[BEGIN Source excerpt]
# I want to build a 10,000 point Gobbo Army



## hacknslashgamer (Jan 28, 2009)

I need to start with 11 core units what should they be this is mainly going in a showcase but I will be playing at least 1 game with all 10,000 pnts eventualy.
I want big units of over 50 in each unit.

I realy want the WOW factor I want people to look at my army and it outnumber the other army 4 or 5 to 1.

1.Should I take musicians,Standard bearers,and bosses.
2.Should I take a Great Shaman 
3.Should I take a couple units of trolls or a couple of giants
4.Skarsnik has to be my General right
5.Doom Divers?
6.Wolf riders for flanking

I guess I could start with 5,000 pnts and work my way up it should be over 500 -700 figures "all on metal trays with magnetic bases of course"


----------



## Jack96 (Apr 6, 2010)

All the doom divers pump wagons and squig hoppers in the world


----------



## njfed (Jan 28, 2008)

...and you intend to paint this army how? :shok:


----------



## Khorothis (May 12, 2009)

njfed said:


> ...and you intend to paint this army how? :shok:


Hes probably going to ask for some bi...khmm... slaves from Thulsa Doom. :biggrin:


----------



## hacknslashgamer (Jan 28, 2009)

I have a year to get it painted my buddy is shipping off to Iraq and wont be back for a year then we play he has 5,000 points of Skaven


----------



## ghazghkull-killyork (Jun 15, 2008)

or what you can do is run a painting competition and let everyone paint one or two squad over a weekend then some small prizes and bam! 10,000 points painted


----------



## The Son of Horus (Dec 30, 2006)

Painting Night Goblins is painfully easy, anyway. 90% of the model is black; you just have to pick out the green bitz, highlight it and wash it, highlight the robes with grey; paint the weapon haft brown, the spear tip with silver, wash the spear with devlan mud; paint the shield red, then paint the raised parts of it gold. Wash that with a bit of devlan mud as well, and if you really are feeling creative, you can stipple it with a bit of Hawk Turquoise to represent verdigris on the gold. Base it, and you're done. Paint 'em in batches of 10 and they go FAST.

As for the original questions:
Full Command is a necessity. Musicians help your units rally, which is important when you're Ld5. A Standard Bearer helps with static combat; and a Champion lets you take an enemy character on without losing several goblins (and potentially a rank bonus in the process) by forfeiting the champion. 

A Great Shaman does wonders in a Goblin army. Two of 'em might not be so bad to have. With 8th, you can't have duplicate spells, so I wouldn't bring more than a total of six levels of Goblin casters-- a pair of Level 3 Shamen might not be a bad solution there in high points. You can bring a couple Orc shamen at high points if you want more magic. Goblin characters are dirt cheap, so you'll have a lot of points to spend on Goblin Warbosses and Big Bosses, especially at high points levels. You could even reasonably bring a "unit" of mega squig hoppers by bringing four or five Night Goblin Big Bosses on giant cave squigs, and just having 'em romp around together.
[END Source excerpt]
• [The tasks]
1) According to the goblin army thread, how many points of Skaven does the original poster's buddy have?
2) List the usernames of everyone who posted in the goblin army thread, each listed once.
3) Reproduce everything in the goblin army thread from "1.Should I take" down to "5.Doom Divers?".
[BEGIN Data]
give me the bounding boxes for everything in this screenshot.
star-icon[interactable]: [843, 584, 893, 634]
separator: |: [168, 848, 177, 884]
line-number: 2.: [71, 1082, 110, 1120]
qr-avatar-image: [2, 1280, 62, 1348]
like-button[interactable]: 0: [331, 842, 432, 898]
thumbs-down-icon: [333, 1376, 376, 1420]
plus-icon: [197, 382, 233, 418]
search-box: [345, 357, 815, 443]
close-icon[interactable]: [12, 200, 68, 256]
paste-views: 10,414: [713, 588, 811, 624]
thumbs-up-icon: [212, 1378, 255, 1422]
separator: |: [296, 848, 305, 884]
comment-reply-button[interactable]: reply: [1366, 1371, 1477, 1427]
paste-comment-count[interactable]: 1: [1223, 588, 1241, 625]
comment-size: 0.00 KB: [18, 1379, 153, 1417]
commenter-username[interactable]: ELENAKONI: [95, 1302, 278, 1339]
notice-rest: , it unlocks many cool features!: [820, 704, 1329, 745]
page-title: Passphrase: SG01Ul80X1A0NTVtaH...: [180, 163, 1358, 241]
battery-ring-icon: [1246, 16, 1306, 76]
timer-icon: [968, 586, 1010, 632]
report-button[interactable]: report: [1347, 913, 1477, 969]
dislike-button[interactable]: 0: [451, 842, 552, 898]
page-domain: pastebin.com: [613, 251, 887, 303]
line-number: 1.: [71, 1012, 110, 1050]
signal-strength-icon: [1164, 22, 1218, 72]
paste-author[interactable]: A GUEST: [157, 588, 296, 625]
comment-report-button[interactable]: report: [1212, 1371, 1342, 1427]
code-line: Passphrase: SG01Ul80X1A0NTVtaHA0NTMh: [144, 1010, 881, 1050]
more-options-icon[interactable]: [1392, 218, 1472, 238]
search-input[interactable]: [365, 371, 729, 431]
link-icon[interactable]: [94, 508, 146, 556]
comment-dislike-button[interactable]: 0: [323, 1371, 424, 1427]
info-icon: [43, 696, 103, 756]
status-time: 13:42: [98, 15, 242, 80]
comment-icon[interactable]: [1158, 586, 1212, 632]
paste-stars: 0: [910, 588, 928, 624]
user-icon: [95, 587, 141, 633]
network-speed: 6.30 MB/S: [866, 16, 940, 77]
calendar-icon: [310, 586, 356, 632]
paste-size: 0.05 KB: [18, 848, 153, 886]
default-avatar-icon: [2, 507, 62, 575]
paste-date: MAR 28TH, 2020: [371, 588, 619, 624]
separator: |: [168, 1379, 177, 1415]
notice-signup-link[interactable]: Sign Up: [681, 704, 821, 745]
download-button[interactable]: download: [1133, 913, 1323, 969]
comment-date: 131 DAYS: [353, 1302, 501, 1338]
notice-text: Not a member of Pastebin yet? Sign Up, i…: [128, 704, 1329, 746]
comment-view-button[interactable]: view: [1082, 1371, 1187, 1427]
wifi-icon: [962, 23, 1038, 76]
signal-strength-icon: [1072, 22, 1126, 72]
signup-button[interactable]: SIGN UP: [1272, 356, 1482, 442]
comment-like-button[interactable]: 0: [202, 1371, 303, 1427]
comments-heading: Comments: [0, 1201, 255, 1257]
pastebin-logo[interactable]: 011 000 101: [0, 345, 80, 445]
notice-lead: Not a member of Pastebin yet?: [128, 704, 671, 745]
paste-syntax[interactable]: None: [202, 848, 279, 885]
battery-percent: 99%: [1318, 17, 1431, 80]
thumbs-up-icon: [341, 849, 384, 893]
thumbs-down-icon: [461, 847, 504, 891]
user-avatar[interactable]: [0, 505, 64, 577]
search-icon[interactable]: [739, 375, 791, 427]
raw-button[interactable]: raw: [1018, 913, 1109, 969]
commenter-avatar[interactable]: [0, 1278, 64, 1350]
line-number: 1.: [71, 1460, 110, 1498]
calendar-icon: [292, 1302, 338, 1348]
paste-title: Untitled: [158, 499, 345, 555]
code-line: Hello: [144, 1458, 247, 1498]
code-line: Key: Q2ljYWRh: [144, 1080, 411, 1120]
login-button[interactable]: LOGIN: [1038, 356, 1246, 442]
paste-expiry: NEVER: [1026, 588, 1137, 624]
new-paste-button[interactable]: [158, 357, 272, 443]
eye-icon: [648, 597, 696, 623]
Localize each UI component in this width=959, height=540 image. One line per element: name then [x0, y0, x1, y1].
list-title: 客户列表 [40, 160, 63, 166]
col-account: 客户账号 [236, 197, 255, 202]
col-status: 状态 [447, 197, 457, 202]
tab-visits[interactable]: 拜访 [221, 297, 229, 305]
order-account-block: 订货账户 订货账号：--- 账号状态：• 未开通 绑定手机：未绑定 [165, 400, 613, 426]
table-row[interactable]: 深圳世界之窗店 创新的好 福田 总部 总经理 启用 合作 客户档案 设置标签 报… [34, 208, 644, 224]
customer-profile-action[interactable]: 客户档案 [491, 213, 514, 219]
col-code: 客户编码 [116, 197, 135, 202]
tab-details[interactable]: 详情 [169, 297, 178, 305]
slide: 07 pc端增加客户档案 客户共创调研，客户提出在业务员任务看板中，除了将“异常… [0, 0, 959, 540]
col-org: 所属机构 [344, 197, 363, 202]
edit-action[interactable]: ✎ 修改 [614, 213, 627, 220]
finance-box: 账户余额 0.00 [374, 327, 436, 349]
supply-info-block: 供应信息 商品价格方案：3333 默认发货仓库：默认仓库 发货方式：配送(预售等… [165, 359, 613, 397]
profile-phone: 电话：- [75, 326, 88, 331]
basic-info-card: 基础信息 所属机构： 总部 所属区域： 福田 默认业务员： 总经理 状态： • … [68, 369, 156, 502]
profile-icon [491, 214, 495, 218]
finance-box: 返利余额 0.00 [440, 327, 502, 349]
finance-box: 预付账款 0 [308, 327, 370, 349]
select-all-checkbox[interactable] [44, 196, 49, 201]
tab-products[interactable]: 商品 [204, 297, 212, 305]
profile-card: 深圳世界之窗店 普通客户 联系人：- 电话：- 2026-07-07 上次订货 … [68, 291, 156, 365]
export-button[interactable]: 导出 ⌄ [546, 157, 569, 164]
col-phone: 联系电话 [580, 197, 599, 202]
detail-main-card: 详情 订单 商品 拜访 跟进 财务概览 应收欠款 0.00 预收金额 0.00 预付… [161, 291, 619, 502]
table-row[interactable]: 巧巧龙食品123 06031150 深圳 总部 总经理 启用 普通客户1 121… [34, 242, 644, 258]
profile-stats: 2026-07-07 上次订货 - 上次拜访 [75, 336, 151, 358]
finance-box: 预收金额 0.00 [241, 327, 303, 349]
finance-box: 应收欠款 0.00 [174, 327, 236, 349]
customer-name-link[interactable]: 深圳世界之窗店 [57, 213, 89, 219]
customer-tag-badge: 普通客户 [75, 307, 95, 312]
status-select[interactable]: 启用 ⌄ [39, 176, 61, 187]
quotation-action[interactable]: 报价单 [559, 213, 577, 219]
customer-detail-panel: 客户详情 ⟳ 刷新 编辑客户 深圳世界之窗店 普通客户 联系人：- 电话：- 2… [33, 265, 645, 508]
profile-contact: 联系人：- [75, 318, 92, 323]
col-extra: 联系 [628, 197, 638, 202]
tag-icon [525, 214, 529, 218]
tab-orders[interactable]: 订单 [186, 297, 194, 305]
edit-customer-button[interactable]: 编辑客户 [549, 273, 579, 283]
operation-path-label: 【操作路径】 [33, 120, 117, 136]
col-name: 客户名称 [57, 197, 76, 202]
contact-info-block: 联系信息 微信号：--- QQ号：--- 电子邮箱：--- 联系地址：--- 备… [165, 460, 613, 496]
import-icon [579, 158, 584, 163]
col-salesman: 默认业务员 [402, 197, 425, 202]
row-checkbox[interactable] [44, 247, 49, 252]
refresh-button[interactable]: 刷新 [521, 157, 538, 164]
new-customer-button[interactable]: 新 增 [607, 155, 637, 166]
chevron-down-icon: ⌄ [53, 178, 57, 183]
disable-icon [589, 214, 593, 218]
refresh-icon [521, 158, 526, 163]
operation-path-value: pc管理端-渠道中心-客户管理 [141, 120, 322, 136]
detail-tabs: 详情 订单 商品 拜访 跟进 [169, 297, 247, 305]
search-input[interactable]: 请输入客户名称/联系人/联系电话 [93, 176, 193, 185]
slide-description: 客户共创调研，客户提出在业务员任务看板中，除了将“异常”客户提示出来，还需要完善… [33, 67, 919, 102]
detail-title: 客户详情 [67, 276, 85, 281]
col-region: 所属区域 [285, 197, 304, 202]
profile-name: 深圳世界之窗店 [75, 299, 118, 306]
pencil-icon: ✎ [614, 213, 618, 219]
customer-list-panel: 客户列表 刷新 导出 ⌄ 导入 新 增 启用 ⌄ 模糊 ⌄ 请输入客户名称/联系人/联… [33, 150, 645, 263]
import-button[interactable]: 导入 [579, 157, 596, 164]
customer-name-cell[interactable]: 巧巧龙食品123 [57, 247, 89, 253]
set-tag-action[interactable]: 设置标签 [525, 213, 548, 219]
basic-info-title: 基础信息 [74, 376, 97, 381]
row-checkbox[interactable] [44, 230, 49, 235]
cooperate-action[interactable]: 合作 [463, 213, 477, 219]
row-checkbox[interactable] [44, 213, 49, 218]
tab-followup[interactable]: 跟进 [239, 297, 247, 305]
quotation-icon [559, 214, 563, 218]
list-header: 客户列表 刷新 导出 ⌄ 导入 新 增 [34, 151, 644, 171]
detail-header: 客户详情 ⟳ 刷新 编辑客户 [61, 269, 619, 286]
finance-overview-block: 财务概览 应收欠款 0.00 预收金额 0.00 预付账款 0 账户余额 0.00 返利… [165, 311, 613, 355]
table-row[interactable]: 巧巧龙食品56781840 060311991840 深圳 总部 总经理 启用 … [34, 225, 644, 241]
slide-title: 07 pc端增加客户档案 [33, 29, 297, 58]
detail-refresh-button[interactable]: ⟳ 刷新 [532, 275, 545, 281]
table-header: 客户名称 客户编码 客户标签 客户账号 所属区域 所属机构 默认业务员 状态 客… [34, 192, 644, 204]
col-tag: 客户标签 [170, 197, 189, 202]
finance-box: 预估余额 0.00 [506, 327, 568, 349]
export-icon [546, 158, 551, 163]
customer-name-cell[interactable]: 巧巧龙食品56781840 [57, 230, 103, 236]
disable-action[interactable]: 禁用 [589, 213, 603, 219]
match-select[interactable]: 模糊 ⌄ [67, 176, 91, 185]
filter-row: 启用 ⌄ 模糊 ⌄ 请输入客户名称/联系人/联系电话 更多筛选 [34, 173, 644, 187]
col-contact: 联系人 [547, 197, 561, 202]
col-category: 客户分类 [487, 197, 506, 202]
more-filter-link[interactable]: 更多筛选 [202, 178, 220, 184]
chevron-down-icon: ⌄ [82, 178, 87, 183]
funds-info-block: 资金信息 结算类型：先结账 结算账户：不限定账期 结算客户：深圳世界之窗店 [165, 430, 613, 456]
[END Data]
• [Answers per task]
1) 5,000 points.

2) hacknslashgamer, Jack96, njfed, Khorothis, ghazghkull-killyork, The Son of Horus

3)
1.Should I take musicians,Standard bearers,and bosses.
2.Should I take a Great Shaman 
3.Should I take a couple units of trolls or a couple of giants
4.Skarsnik has to be my General right
5.Doom Divers?